Examine the material below and count the lines that hold the word "Развитие". Report only the number.

··········

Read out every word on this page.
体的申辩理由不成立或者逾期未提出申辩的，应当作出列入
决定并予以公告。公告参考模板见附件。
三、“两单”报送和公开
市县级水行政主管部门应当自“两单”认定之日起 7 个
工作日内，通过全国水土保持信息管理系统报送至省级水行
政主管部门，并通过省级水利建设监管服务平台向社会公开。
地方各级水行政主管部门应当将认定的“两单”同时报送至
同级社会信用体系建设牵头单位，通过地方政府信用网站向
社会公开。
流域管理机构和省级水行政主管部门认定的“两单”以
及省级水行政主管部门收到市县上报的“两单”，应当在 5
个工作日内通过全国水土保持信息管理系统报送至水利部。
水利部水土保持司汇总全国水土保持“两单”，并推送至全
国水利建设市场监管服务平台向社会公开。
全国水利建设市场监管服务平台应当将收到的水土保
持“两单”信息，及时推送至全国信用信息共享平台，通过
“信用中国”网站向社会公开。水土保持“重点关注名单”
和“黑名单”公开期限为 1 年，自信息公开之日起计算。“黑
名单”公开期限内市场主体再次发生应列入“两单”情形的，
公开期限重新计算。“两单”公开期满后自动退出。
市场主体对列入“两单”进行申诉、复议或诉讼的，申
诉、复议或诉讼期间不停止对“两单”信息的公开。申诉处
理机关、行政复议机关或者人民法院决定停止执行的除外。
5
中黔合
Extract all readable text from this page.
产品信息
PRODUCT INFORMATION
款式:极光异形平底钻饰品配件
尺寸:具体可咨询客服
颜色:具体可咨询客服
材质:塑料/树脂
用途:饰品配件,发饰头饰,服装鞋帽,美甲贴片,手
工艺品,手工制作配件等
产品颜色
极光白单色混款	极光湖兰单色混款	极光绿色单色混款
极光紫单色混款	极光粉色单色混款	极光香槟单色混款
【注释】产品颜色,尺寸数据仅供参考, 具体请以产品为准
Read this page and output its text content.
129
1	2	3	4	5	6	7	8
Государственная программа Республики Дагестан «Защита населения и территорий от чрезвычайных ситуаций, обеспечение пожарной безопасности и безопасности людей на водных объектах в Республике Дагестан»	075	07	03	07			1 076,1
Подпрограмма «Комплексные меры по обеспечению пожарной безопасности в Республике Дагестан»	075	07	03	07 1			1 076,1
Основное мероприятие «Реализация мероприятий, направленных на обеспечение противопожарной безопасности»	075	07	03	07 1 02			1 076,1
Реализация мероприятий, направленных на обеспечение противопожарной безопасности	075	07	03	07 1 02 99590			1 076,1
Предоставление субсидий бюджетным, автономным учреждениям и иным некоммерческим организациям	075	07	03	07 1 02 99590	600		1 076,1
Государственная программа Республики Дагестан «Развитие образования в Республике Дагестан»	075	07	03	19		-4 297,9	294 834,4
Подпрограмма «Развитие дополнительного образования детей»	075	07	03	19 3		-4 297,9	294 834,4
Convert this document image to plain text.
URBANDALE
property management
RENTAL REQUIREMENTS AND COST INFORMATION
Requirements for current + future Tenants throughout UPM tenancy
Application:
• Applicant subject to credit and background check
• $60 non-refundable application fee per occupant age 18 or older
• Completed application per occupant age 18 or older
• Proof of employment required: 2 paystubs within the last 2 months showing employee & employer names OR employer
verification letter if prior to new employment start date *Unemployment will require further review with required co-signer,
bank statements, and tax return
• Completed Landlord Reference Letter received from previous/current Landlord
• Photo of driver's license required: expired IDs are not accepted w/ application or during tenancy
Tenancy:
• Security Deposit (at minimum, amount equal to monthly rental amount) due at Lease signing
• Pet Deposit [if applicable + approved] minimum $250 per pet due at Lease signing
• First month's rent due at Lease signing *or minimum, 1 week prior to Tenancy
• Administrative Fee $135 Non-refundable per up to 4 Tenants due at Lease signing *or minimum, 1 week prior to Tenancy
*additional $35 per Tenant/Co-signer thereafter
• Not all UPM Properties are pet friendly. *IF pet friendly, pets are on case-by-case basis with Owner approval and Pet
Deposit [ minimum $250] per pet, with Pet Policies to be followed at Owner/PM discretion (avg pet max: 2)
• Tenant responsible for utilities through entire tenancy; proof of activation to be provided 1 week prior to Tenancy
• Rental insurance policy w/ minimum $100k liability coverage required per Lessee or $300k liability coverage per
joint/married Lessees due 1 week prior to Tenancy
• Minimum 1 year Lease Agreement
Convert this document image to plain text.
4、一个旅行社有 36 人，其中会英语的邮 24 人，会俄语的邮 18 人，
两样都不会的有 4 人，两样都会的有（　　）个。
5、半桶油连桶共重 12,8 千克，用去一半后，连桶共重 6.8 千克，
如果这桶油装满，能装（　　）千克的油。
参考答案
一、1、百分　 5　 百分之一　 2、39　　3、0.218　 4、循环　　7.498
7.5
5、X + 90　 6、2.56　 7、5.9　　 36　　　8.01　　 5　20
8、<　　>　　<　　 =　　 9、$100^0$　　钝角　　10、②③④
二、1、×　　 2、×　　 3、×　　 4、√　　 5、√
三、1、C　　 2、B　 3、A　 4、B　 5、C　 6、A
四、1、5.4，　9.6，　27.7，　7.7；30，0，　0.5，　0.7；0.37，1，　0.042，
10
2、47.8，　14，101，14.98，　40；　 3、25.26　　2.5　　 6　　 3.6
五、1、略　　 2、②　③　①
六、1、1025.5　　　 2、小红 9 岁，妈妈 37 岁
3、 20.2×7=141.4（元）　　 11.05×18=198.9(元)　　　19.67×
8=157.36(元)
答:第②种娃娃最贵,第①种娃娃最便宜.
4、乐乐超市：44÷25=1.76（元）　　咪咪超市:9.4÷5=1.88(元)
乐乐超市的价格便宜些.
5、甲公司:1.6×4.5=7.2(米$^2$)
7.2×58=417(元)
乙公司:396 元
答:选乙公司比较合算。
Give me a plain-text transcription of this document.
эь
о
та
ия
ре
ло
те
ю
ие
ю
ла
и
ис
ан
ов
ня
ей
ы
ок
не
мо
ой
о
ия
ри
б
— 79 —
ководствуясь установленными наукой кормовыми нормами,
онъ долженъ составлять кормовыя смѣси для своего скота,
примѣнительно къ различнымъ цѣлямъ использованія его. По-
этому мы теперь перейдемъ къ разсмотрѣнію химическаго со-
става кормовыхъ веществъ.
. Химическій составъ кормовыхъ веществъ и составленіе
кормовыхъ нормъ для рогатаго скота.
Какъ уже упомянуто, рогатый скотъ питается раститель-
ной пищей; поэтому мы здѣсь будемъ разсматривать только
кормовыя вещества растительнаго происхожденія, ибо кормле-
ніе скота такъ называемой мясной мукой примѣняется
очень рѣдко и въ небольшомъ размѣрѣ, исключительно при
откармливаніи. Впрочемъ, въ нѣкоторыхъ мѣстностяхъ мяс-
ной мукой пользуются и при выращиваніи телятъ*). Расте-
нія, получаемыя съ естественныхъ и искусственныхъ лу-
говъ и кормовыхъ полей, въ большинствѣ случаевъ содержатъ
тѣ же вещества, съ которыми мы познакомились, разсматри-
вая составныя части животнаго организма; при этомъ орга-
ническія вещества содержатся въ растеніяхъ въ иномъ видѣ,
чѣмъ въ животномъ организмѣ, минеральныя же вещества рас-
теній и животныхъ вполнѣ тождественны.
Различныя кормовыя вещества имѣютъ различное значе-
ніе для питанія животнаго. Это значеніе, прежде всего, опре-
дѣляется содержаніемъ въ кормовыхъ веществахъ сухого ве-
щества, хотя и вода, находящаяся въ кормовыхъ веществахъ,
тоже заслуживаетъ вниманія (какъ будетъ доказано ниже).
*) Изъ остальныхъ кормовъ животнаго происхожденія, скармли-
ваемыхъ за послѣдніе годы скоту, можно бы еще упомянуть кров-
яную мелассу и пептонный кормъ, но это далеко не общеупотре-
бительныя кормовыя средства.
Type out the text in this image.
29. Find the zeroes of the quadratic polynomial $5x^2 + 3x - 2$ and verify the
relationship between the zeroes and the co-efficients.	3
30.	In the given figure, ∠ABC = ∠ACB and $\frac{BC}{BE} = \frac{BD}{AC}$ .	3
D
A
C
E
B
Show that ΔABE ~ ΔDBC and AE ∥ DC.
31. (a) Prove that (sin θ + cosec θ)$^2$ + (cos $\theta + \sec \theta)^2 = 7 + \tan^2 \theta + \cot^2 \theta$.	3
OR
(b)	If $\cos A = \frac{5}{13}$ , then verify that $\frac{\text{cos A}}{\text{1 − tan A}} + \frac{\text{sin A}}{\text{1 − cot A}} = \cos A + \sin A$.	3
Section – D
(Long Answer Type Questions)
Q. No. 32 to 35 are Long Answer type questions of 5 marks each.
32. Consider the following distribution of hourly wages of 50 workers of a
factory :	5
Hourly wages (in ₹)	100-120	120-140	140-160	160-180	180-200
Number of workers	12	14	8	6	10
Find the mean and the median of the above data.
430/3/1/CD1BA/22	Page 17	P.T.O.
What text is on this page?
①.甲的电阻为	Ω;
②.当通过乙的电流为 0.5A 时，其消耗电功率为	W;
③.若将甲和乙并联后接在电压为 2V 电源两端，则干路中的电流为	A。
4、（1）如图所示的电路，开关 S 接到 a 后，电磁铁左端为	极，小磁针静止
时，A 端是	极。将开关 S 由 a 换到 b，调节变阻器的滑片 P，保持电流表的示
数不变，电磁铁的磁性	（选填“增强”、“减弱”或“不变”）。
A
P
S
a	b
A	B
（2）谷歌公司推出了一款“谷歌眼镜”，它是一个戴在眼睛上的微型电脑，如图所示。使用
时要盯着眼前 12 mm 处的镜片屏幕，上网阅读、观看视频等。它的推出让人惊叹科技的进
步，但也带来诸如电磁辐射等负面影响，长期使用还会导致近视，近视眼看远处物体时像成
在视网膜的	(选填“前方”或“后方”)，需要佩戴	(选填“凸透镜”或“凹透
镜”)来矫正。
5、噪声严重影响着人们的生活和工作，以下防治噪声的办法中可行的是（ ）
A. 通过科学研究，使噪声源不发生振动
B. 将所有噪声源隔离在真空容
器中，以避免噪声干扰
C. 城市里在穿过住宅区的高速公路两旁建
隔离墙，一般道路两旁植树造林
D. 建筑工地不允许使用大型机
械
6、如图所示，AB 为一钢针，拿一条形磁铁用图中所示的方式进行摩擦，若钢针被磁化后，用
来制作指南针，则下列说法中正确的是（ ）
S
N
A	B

··········

* EXPECTED ANSWER
2